[Dataset entries]
"""

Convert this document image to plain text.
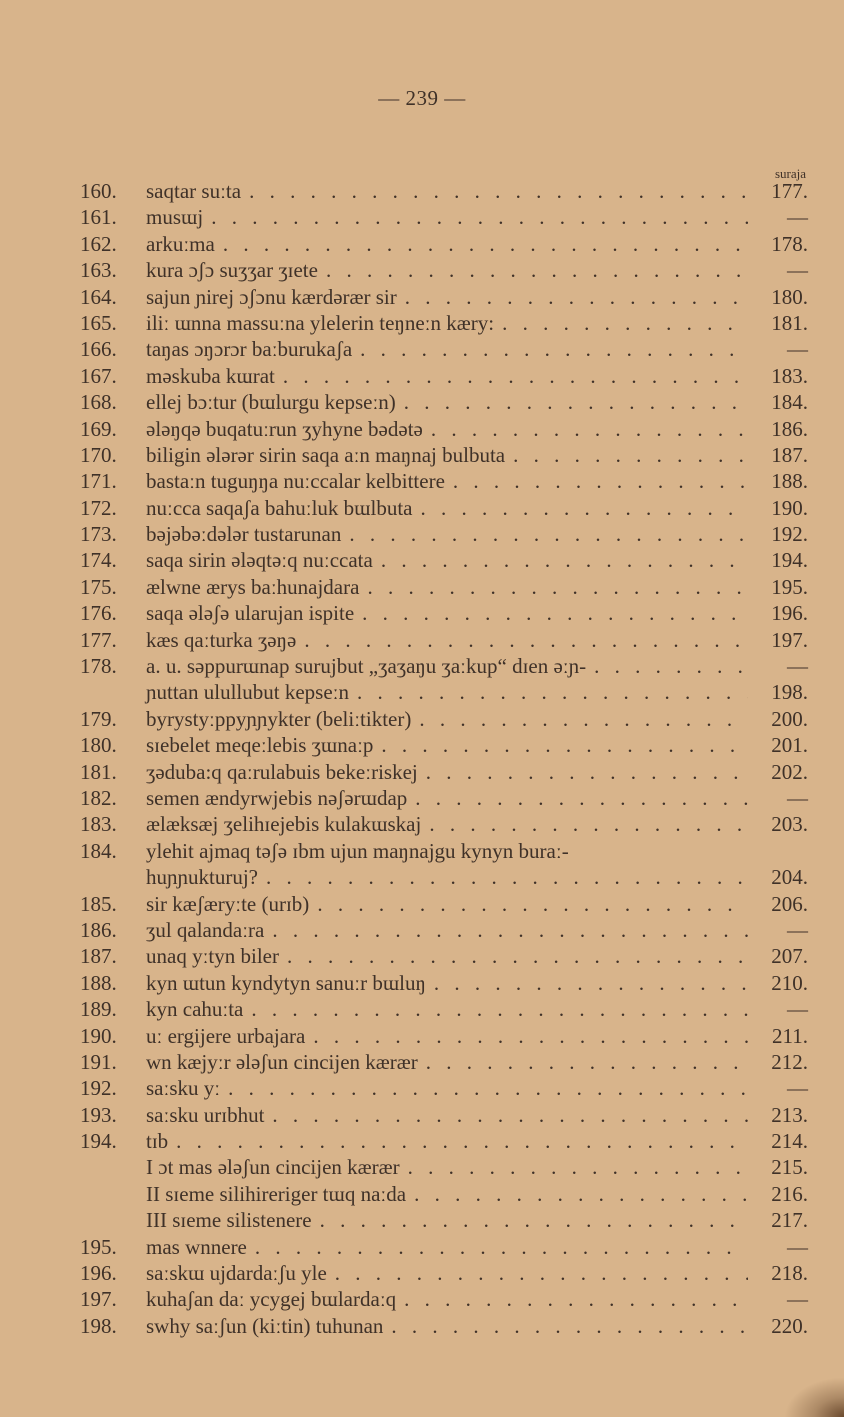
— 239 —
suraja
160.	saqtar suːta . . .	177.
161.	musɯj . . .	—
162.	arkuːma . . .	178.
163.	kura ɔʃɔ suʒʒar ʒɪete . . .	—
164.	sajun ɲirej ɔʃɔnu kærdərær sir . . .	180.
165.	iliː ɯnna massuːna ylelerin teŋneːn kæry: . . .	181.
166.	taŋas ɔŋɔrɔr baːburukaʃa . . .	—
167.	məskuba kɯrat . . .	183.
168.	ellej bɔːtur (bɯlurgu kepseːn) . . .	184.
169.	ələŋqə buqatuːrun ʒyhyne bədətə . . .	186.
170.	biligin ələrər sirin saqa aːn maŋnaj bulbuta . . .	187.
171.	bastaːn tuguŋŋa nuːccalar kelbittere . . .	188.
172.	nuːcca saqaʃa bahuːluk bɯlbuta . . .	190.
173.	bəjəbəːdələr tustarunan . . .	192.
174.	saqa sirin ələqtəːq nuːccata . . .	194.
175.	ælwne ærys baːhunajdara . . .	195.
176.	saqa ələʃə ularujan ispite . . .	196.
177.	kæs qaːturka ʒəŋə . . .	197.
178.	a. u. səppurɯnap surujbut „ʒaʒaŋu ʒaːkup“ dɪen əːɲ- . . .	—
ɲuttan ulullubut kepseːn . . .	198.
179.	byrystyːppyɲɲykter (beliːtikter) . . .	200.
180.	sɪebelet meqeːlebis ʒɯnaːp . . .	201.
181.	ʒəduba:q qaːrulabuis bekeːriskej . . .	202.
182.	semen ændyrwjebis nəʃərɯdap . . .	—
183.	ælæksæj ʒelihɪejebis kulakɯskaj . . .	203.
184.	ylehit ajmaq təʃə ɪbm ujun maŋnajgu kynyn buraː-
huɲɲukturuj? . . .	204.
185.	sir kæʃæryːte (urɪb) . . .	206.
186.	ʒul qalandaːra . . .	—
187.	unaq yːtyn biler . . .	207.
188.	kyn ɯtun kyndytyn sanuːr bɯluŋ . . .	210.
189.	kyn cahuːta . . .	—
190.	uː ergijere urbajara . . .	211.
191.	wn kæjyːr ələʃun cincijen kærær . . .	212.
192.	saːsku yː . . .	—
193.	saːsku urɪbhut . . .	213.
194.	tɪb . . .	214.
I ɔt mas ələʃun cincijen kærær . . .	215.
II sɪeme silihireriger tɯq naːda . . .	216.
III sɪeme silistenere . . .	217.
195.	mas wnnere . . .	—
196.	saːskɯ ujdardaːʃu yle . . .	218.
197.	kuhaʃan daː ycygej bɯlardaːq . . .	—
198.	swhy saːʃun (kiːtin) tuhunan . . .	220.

"""

**SHORT EXERCISE**
Find out how many lines in the listing contain the string "kærær". Give the number alone.

**EXERCISE OUTPUT**
2